─── DATA SHOWN

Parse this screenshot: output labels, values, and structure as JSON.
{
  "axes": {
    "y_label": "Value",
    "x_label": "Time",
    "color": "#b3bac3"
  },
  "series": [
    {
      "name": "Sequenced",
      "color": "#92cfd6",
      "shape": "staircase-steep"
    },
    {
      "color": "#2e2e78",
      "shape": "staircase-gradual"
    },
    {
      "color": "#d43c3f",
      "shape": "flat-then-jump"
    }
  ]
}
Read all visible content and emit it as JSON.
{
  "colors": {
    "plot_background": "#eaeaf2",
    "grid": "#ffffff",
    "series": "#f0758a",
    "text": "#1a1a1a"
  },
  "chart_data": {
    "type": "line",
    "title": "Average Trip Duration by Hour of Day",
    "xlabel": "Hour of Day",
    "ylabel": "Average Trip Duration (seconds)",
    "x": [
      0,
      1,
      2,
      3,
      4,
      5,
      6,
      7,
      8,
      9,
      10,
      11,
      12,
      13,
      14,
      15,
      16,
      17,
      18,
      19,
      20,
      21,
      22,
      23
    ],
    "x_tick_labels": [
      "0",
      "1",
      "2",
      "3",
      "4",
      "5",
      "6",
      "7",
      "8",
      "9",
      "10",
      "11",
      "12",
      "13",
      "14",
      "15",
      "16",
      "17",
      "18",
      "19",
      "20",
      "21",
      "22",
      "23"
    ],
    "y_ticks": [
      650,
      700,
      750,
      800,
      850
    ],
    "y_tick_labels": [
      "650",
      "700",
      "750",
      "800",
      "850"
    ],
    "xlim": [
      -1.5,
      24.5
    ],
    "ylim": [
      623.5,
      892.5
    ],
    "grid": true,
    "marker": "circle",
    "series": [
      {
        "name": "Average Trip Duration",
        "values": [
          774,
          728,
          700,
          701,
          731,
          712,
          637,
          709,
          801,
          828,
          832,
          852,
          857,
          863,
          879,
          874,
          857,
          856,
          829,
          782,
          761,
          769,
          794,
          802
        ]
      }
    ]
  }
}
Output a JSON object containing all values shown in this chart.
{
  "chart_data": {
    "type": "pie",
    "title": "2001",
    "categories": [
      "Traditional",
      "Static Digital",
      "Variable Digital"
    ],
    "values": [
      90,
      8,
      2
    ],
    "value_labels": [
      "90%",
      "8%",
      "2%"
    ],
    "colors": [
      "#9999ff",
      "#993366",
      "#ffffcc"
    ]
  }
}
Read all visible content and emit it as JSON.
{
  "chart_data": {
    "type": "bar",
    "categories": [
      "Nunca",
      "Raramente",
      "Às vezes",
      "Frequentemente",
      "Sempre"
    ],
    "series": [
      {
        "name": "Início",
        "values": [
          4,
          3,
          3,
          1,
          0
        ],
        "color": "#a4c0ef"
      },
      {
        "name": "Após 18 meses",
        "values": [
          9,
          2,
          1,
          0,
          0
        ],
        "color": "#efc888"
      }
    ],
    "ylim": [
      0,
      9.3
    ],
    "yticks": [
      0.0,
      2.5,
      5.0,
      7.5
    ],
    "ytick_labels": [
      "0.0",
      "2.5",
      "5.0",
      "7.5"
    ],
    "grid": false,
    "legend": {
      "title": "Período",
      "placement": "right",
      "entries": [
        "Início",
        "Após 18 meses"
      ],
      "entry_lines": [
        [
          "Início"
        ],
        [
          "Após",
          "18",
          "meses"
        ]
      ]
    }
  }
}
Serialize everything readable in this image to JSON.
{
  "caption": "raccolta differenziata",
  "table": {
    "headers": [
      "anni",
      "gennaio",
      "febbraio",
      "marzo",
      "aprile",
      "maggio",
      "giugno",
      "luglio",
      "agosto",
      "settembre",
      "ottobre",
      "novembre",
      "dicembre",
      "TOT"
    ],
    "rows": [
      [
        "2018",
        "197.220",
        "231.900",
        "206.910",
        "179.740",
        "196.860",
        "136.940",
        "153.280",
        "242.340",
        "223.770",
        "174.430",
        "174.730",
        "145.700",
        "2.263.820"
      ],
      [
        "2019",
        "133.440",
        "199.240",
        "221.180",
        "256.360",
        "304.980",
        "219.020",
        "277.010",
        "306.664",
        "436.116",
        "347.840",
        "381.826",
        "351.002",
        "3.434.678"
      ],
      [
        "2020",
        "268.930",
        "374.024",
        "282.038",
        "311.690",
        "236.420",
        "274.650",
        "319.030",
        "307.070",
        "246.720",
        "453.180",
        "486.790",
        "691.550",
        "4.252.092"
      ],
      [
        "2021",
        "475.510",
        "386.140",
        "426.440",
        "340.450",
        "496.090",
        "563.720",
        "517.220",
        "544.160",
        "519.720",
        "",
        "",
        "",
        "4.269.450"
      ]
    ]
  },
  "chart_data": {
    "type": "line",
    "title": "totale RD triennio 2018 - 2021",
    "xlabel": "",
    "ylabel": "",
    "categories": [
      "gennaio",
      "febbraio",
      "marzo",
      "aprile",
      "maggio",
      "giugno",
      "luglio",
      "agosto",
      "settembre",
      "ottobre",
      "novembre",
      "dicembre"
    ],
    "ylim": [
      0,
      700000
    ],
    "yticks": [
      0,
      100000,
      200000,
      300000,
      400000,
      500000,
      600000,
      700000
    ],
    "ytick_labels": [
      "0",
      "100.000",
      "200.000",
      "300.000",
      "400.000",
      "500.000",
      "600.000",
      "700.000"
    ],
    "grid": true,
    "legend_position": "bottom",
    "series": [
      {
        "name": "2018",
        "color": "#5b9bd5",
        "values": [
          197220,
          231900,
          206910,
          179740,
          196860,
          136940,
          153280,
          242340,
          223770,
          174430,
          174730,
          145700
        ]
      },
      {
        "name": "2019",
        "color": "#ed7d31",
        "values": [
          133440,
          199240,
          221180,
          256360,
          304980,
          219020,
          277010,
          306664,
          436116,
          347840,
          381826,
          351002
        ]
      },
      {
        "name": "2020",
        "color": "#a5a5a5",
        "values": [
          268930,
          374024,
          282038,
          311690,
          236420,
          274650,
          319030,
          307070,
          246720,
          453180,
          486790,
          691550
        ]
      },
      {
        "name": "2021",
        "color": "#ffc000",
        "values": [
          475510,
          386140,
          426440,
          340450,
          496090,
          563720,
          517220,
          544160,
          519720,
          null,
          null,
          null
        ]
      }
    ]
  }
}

──────

WHAT THE TASK REQUIRES: Copy every record exactly, with nothing added or dropped.

RESULT OF THIS TASK:
Parse this screenshot: output labels, values, and structure as JSON.
{
  "axes": {
    "y_label": "Value",
    "x_label": "Time",
    "color": "#b3bac3"
  },
  "series": [
    {
      "name": "Sequenced",
      "color": "#92cfd6",
      "shape": "staircase-steep"
    },
    {
      "color": "#2e2e78",
      "shape": "staircase-gradual"
    },
    {
      "color": "#d43c3f",
      "shape": "flat-then-jump"
    }
  ]
}
Read all visible content and emit it as JSON.
{
  "colors": {
    "plot_background": "#eaeaf2",
    "grid": "#ffffff",
    "series": "#f0758a",
    "text": "#1a1a1a"
  },
  "chart_data": {
    "type": "line",
    "title": "Average Trip Duration by Hour of Day",
    "xlabel": "Hour of Day",
    "ylabel": "Average Trip Duration (seconds)",
    "x": [
      0,
      1,
      2,
      3,
      4,
      5,
      6,
      7,
      8,
      9,
      10,
      11,
      12,
      13,
      14,
      15,
      16,
      17,
      18,
      19,
      20,
      21,
      22,
      23
    ],
    "x_tick_labels": [
      "0",
      "1",
      "2",
      "3",
      "4",
      "5",
      "6",
      "7",
      "8",
      "9",
      "10",
      "11",
      "12",
      "13",
      "14",
      "15",
      "16",
      "17",
      "18",
      "19",
      "20",
      "21",
      "22",
      "23"
    ],
    "y_ticks": [
      650,
      700,
      750,
      800,
      850
    ],
    "y_tick_labels": [
      "650",
      "700",
      "750",
      "800",
      "850"
    ],
    "xlim": [
      -1.5,
      24.5
    ],
    "ylim": [
      623.5,
      892.5
    ],
    "grid": true,
    "marker": "circle",
    "series": [
      {
        "name": "Average Trip Duration",
        "values": [
          774,
          728,
          700,
          701,
          731,
          712,
          637,
          709,
          801,
          828,
          832,
          852,
          857,
          863,
          879,
          874,
          857,
          856,
          829,
          782,
          761,
          769,
          794,
          802
        ]
      }
    ]
  }
}
Output a JSON object containing all values shown in this chart.
{
  "chart_data": {
    "type": "pie",
    "title": "2001",
    "categories": [
      "Traditional",
      "Static Digital",
      "Variable Digital"
    ],
    "values": [
      90,
      8,
      2
    ],
    "value_labels": [
      "90%",
      "8%",
      "2%"
    ],
    "colors": [
      "#9999ff",
      "#993366",
      "#ffffcc"
    ]
  }
}
Read all visible content and emit it as JSON.
{
  "chart_data": {
    "type": "bar",
    "categories": [
      "Nunca",
      "Raramente",
      "Às vezes",
      "Frequentemente",
      "Sempre"
    ],
    "series": [
      {
        "name": "Início",
        "values": [
          4,
          3,
          3,
          1,
          0
        ],
        "color": "#a4c0ef"
      },
      {
        "name": "Após 18 meses",
        "values": [
          9,
          2,
          1,
          0,
          0
        ],
        "color": "#efc888"
      }
    ],
    "ylim": [
      0,
      9.3
    ],
    "yticks": [
      0.0,
      2.5,
      5.0,
      7.5
    ],
    "ytick_labels": [
      "0.0",
      "2.5",
      "5.0",
      "7.5"
    ],
    "grid": false,
    "legend": {
      "title": "Período",
      "placement": "right",
      "entries": [
        "Início",
        "Após 18 meses"
      ],
      "entry_lines": [
        [
          "Início"
        ],
        [
          "Após",
          "18",
          "meses"
        ]
      ]
    }
  }
}
Serialize everything readable in this image to JSON.
{
  "caption": "raccolta differenziata",
  "table": {
    "headers": [
      "anni",
      "gennaio",
      "febbraio",
      "marzo",
      "aprile",
      "maggio",
      "giugno",
      "luglio",
      "agosto",
      "settembre",
      "ottobre",
      "novembre",
      "dicembre",
      "TOT"
    ],
    "rows": [
      [
        "2018",
        "197.220",
        "231.900",
        "206.910",
        "179.740",
        "196.860",
        "136.940",
        "153.280",
        "242.340",
        "223.770",
        "174.430",
        "174.730",
        "145.700",
        "2.263.820"
      ],
      [
        "2019",
        "133.440",
        "199.240",
        "221.180",
        "256.360",
        "304.980",
        "219.020",
        "277.010",
        "306.664",
        "436.116",
        "347.840",
        "381.826",
        "351.002",
        "3.434.678"
      ],
      [
        "2020",
        "268.930",
        "374.024",
        "282.038",
        "311.690",
        "236.420",
        "274.650",
        "319.030",
        "307.070",
        "246.720",
        "453.180",
        "486.790",
        "691.550",
        "4.252.092"
      ],
      [
        "2021",
        "475.510",
        "386.140",
        "426.440",
        "340.450",
        "496.090",
        "563.720",
        "517.220",
        "544.160",
        "519.720",
        "",
        "",
        "",
        "4.269.450"
      ]
    ]
  },
  "chart_data": {
    "type": "line",
    "title": "totale RD triennio 2018 - 2021",
    "xlabel": "",
    "ylabel": "",
    "categories": [
      "gennaio",
      "febbraio",
      "marzo",
      "aprile",
      "maggio",
      "giugno",
      "luglio",
      "agosto",
      "settembre",
      "ottobre",
      "novembre",
      "dicembre"
    ],
    "ylim": [
      0,
      700000
    ],
    "yticks": [
      0,
      100000,
      200000,
      300000,
      400000,
      500000,
      600000,
      700000
    ],
    "ytick_labels": [
      "0",
      "100.000",
      "200.000",
      "300.000",
      "400.000",
      "500.000",
      "600.000",
      "700.000"
    ],
    "grid": true,
    "legend_position": "bottom",
    "series": [
      {
        "name": "2018",
        "color": "#5b9bd5",
        "values": [
          197220,
          231900,
          206910,
          179740,
          196860,
          136940,
          153280,
          242340,
          223770,
          174430,
          174730,
          145700
        ]
      },
      {
        "name": "2019",
        "color": "#ed7d31",
        "values": [
          133440,
          199240,
          221180,
          256360,
          304980,
          219020,
          277010,
          306664,
          436116,
          347840,
          381826,
          351002
        ]
      },
      {
        "name": "2020",
        "color": "#a5a5a5",
        "values": [
          268930,
          374024,
          282038,
          311690,
          236420,
          274650,
          319030,
          307070,
          246720,
          453180,
          486790,
          691550
        ]
      },
      {
        "name": "2021",
        "color": "#ffc000",
        "values": [
          475510,
          386140,
          426440,
          340450,
          496090,
          563720,
          517220,
          544160,
          519720,
          null,
          null,
          null
        ]
      }
    ]
  }
}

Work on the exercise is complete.